### [INSTRUCTIONS FOR THE TASK]
Locate and copy all lines bearing the word "DynamicProxy".

### [INPUT DATA]
○ ○ ○

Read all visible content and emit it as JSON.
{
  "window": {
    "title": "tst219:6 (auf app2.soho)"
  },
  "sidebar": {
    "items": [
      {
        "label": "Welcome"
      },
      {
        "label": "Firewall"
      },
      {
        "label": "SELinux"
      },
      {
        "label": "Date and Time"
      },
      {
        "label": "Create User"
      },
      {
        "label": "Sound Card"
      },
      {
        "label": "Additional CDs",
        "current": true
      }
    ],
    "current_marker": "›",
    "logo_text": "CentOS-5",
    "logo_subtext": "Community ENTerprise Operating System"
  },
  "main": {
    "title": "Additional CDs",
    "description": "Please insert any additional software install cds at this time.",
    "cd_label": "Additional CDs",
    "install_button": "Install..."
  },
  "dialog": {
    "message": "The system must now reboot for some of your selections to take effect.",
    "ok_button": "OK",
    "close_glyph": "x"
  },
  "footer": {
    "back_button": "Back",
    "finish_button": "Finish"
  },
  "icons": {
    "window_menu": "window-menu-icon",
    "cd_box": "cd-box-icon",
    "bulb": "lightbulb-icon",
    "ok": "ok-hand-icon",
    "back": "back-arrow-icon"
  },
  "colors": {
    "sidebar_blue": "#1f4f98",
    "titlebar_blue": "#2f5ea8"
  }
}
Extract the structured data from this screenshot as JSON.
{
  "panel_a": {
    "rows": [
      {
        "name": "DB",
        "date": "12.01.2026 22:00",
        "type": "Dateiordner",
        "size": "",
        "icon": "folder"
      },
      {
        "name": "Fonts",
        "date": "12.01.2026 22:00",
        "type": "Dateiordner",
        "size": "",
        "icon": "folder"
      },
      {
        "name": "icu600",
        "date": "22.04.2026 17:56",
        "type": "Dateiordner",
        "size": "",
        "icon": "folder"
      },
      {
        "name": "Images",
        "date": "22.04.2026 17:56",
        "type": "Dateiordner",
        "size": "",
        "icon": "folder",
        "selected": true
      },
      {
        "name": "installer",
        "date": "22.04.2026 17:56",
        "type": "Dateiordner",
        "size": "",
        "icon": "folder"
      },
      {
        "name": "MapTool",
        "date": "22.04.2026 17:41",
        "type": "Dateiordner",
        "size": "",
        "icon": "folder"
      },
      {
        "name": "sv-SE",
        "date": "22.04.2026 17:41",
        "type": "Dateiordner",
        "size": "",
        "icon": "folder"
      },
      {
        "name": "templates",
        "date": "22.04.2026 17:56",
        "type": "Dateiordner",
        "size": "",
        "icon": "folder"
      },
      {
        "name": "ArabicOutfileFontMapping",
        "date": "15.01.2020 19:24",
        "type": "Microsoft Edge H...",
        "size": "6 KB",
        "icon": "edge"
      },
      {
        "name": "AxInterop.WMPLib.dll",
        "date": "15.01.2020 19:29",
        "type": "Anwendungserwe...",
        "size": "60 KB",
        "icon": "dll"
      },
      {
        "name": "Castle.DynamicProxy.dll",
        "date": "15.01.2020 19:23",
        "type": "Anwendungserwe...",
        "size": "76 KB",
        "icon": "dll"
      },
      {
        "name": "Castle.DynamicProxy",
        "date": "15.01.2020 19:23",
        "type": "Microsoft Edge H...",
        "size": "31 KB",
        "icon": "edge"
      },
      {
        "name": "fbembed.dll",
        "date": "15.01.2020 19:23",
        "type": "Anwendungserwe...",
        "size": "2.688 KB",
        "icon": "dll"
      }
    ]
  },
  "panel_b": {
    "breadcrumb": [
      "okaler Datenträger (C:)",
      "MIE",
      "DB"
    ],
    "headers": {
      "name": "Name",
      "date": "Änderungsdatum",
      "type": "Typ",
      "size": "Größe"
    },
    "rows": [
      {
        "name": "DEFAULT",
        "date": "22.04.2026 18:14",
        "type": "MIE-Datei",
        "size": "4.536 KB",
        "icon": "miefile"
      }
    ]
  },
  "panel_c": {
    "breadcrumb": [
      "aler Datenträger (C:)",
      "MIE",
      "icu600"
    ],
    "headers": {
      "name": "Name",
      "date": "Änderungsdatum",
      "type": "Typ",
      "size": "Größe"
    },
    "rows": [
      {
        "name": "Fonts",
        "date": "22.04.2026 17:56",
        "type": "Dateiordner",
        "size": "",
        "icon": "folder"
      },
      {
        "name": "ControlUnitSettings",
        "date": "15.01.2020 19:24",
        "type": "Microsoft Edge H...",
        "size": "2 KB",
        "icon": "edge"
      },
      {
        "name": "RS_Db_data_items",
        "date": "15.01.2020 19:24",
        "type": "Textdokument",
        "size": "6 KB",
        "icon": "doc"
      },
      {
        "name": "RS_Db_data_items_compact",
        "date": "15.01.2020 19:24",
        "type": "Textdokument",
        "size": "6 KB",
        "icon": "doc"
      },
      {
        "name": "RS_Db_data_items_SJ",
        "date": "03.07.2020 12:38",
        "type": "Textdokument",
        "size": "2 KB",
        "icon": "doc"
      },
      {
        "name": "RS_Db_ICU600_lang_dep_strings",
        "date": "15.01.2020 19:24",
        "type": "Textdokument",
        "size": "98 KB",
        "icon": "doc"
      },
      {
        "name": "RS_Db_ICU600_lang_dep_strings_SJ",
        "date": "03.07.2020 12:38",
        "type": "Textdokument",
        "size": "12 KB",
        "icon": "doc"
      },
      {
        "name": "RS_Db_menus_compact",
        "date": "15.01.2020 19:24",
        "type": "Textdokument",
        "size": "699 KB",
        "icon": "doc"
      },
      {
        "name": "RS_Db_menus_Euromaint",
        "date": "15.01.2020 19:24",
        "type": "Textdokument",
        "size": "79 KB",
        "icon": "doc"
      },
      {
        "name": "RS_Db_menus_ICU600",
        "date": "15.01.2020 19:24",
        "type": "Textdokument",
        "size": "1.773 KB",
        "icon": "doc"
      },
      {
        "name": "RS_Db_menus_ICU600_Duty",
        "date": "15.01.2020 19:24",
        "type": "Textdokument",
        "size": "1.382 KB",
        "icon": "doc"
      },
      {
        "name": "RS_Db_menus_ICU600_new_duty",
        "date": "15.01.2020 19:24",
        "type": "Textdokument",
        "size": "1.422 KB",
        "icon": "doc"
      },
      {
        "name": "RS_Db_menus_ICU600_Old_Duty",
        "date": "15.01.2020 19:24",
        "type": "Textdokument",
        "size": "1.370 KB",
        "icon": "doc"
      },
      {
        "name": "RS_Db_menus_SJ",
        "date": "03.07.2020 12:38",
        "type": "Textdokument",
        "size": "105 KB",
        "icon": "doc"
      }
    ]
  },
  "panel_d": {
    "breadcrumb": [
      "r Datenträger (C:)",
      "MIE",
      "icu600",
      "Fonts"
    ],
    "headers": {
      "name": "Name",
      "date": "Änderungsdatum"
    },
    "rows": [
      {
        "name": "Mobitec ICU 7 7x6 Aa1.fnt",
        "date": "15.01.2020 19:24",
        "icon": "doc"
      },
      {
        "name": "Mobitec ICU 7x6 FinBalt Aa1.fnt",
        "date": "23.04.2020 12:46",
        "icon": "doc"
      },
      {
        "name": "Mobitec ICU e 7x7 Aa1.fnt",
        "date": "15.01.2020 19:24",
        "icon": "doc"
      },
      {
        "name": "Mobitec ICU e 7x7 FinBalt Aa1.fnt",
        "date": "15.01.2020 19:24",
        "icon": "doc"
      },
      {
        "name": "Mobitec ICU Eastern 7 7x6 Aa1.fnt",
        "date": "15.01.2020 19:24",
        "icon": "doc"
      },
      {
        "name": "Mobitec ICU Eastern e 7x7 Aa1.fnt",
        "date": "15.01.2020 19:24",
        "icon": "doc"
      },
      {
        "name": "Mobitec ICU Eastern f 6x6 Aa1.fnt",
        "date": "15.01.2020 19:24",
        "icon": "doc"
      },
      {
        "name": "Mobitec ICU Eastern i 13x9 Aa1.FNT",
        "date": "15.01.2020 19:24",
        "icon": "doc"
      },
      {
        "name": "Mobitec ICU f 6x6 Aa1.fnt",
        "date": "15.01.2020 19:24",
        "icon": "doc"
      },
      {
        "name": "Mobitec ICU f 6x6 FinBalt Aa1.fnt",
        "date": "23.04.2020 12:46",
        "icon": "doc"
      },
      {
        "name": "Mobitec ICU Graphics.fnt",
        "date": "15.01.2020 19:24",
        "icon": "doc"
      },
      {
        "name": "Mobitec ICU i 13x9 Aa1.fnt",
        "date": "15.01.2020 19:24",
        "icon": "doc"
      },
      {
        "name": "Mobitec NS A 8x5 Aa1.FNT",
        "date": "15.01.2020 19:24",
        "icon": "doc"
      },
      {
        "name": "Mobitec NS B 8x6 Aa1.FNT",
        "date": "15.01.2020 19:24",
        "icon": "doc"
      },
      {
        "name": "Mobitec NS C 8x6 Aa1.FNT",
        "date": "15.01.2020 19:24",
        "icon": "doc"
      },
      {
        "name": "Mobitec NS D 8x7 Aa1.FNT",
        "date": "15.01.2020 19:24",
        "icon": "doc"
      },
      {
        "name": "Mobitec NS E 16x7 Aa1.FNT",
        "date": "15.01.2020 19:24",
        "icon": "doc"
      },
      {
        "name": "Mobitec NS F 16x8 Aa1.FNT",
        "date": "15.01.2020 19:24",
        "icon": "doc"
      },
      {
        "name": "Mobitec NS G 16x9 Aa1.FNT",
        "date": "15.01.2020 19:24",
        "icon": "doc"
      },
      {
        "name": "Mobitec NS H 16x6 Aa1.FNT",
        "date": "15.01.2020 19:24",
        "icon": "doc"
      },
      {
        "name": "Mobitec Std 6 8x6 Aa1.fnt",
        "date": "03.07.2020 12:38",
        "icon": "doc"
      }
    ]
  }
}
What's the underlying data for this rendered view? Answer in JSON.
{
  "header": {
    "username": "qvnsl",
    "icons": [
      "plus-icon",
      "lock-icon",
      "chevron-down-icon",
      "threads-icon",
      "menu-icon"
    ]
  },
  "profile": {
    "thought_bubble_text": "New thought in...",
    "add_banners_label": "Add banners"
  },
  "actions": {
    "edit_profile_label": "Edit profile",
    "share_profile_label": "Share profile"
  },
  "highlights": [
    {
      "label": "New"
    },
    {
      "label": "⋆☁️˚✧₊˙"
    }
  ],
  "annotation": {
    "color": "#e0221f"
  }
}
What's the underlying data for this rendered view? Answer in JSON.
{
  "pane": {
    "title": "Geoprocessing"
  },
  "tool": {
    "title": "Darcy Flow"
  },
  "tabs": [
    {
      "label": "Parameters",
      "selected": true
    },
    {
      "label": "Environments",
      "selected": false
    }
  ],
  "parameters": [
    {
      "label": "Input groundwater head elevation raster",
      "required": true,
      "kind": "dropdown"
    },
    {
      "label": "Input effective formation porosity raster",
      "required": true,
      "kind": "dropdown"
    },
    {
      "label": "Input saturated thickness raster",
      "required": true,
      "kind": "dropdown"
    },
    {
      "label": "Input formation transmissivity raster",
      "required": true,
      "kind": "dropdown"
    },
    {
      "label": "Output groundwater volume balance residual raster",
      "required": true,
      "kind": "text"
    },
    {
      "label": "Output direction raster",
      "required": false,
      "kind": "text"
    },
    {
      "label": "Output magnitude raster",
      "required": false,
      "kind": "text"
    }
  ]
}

○ ○ ○

### [REPLY TO THE TASK]
        "name": "Castle.DynamicProxy.dll",
        "name": "Castle.DynamicProxy",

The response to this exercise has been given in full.